##### Passage #####

In the novel, The Bluest Eye, the Breedlove family were the most frowned upon and talked about family due in part to Cholly, the patriarch’s, violence toward his family. He quarreled and physically fought his wife habitually, successfully burned down their house and even fathered a stillborn with his own daughter. Some characters in the novel say that Cholly is just a crazy old drunk who doesn’t care about anyone and, since he is the only one causing all of the drama in his family, should be the one to blame for the chaos. Yet, Cholly had a very rough childhood filled with fear, hatred, and abandonment.

Also, his wife Polly’s behavior toward him may also play a huge part into his violent nature. The novel goes back into Cholly and Polly’s past to give readers a closer look at their backgrounds and to let the readers decide who or what is really to blame for the Breedlove’s horrible family lifestyle. The novel does not point the finger, it just highlight’s why certain people may be to blame. Cholly Breedlove‘s humiliating childhood memories and his own wife’s hatred towards him are the real culprits to the drama circulating the Breedlove family because Cholly does not know how to not let these things affect him.

Cholly Breedlove’s childhood in Georgia was far from perfect. Both his mother and father abandoned him as an infant so his great Aunt Jimmy took care of him until she died when Cholly was only fourteen. It was at this age when Cholly faced some humiliating encounters. “When he was still very young, Cholly had been surprised in some bushes by two white men while he was newly but earnestly engaged in eliciting sexual pleasure from a little country girl.

”(pg. 42) They not only surprised him, they shone a flashlight on him and stood there to watch him make love to the young girl.This experience must have been very traumatizing for Cholly because in order for him to let out his frustrations, he lashed out on his wife; “He poured out on her the sum of all his inarticulate fury and aborted desires. ”(pg. 42) Since the novel describes Cholly’s anger as “inarticulate’, it is revealing that Cholly has been harboring in his emotions for quite some time and never knew how to express his anger nonviolently.

Therefore, blame can be put on this memory and Cholly himself. When Cholly married his wife, Pauline, they were in love with each other.But, once they moved from Kentucky to Ohio, their relationship had started to suffer. Cholly went to work and sometimes would go out with his friends while Pauline stayed home all day keeping house and wanting desperately to fit in with the northern black women in Ohio. She wanted money for clothing so she could dress how they dressed, but Cholly wanted to keep his money so he could drink, thus the habitual quarrellings began. “Money became the focus of all their discussions, hers for clothes, his for drink.

#####

Problem 1:
Return the part of the essay on The Bluest Eye from "Also, his wife" up to and including "things affect him.".
Problem 2:
Take the essay on The Bluest Eye further, starting after its last sentence.
You will not need the material to complete this work.

##### Recorded data #####

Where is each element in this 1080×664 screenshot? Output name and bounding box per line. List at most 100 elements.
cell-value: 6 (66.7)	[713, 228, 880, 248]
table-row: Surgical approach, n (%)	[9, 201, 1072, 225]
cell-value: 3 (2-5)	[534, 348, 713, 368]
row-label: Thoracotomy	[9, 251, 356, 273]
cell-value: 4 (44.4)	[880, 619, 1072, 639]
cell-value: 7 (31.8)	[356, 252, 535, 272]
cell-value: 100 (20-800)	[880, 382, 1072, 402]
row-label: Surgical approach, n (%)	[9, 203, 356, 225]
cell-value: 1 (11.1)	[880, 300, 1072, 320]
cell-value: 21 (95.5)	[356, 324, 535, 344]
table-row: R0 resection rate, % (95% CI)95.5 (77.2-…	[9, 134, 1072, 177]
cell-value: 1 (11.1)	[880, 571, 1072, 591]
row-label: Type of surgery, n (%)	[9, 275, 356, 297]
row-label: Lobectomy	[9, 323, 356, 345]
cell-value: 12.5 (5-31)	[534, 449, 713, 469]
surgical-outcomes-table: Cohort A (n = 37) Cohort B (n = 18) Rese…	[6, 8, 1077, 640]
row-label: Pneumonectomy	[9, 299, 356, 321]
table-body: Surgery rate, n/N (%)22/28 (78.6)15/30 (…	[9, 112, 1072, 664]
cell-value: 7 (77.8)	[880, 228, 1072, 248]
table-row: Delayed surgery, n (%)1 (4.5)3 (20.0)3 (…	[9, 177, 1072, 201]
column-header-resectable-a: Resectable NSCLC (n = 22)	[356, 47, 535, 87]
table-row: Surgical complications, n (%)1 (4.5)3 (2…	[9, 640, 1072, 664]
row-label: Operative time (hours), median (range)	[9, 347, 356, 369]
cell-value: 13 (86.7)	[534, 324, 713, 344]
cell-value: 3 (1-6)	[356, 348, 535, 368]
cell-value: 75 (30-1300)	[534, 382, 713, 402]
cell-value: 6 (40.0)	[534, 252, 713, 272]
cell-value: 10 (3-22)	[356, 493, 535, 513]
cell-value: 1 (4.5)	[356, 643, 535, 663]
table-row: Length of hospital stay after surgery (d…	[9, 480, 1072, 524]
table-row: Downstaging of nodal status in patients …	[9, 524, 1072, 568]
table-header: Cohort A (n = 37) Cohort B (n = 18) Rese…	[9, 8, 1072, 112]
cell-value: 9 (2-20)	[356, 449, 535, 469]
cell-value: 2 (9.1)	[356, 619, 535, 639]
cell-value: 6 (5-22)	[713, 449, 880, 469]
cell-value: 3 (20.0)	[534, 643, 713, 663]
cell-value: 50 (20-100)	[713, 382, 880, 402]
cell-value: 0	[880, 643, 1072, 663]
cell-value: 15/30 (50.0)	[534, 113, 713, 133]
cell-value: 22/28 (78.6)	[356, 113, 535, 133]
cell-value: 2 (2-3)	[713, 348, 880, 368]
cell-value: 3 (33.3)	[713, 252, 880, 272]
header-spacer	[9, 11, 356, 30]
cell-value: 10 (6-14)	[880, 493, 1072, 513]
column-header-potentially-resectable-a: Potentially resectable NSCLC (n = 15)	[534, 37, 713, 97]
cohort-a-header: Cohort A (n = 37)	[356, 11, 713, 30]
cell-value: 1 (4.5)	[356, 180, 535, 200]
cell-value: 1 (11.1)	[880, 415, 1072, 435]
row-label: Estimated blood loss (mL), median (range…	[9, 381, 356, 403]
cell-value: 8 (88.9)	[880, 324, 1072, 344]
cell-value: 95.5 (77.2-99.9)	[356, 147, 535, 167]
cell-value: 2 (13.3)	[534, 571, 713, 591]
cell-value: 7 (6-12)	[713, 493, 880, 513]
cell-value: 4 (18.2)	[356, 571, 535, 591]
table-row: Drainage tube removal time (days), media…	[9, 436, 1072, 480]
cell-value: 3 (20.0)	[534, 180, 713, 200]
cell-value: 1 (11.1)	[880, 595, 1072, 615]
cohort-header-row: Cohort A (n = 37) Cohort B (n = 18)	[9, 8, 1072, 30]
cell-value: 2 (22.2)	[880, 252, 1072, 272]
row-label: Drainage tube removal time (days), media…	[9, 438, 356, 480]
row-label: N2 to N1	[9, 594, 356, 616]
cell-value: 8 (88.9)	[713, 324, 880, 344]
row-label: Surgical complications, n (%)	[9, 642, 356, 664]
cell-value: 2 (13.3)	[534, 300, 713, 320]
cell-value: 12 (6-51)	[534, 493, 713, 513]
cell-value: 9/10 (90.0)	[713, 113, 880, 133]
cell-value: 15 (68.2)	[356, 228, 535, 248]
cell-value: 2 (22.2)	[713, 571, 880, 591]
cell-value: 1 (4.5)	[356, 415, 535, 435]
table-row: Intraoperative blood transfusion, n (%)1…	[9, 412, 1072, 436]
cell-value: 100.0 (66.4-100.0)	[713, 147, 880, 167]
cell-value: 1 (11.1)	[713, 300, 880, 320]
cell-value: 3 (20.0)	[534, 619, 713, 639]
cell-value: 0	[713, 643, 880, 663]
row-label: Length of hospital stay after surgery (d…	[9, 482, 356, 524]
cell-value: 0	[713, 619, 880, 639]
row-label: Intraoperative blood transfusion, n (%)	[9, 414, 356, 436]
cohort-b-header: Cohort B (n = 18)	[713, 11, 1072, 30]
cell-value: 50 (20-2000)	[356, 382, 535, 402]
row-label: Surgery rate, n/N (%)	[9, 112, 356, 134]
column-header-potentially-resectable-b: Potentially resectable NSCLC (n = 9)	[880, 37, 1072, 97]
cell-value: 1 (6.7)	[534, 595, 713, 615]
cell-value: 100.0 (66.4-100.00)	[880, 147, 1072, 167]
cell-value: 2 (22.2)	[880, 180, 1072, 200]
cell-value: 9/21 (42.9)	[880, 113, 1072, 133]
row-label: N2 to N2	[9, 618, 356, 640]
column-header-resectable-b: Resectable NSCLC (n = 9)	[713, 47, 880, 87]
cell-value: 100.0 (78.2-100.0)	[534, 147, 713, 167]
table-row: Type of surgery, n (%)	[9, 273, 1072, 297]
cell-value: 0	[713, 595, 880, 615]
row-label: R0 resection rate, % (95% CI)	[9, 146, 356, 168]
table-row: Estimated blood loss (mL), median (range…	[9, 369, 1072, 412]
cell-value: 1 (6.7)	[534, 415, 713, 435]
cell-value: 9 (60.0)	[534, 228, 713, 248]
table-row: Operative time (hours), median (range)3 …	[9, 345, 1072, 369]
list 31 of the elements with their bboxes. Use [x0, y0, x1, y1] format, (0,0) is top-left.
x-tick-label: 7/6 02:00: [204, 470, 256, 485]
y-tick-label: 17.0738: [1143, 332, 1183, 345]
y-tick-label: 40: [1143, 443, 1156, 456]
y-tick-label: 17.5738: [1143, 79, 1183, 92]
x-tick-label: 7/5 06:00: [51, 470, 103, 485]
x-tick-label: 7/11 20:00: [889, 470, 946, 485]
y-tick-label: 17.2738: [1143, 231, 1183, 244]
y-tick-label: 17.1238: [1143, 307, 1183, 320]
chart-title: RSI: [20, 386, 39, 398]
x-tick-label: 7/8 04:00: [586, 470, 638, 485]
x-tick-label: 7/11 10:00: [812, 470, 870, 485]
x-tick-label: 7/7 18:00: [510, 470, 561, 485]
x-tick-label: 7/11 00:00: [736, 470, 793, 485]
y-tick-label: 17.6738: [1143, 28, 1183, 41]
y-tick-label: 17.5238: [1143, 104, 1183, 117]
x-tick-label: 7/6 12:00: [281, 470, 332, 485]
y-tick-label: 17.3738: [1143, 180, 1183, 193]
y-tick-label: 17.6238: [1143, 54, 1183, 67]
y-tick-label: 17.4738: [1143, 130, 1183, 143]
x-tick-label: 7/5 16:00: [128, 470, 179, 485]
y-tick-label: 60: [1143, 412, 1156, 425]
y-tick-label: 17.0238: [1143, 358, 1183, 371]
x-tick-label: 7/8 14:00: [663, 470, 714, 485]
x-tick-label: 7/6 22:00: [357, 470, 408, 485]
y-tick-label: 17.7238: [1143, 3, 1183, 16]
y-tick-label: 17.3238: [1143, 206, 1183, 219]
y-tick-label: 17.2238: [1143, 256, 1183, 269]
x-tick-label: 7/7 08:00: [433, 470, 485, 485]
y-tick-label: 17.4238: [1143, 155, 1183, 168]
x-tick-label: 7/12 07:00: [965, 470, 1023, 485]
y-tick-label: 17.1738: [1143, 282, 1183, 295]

#####

Answer box 1:
Also, his wife Polly’s behavior toward him may also play a huge part into his violent nature. The novel goes back into Cholly and Polly’s past to give readers a closer look at their backgrounds and to let the readers decide who or what is really to blame for the Breedlove’s horrible family lifestyle. The novel does not point the finger, it just highlight’s why certain people may be to blame. Cholly Breedlove‘s humiliating childhood memories and his own wife’s hatred towards him are the real culprits to the drama circulating the Breedlove family because Cholly does not know how to not let these things affect him.

Answer box 2:
”(pg 118) Even though Pauline got a job to support her shopping, she had to quit due to Cholly showing up drunk asking for money.Pauline was getting upset at the fact that she was losing teeth so anytime Cholly did something or said something wrong, Pauline would get highly upset. “More and more she neglected her house, her children, her man…” (pg. 127) Once Pauline joined a new church, this got even worse. “Mrs. Breedlove considered herself to be an upright Christian woman, burdened with a no-count man, whom God wanted her to punish.

”(ps. 42) If Cholly cam home drunk and didn’t argue with her when he got home, she would make sure to start an argument that very next morning.To deprive her of these fights was to deprive her of all the zest and reasonableness of life” (pg. 42) And they weren’t just arguments, they were full on fights. He, slapping her and she, hitting him with whatever was close. They argued so much their oldest child and only son, Sammy, ran away from home twenty-seven times.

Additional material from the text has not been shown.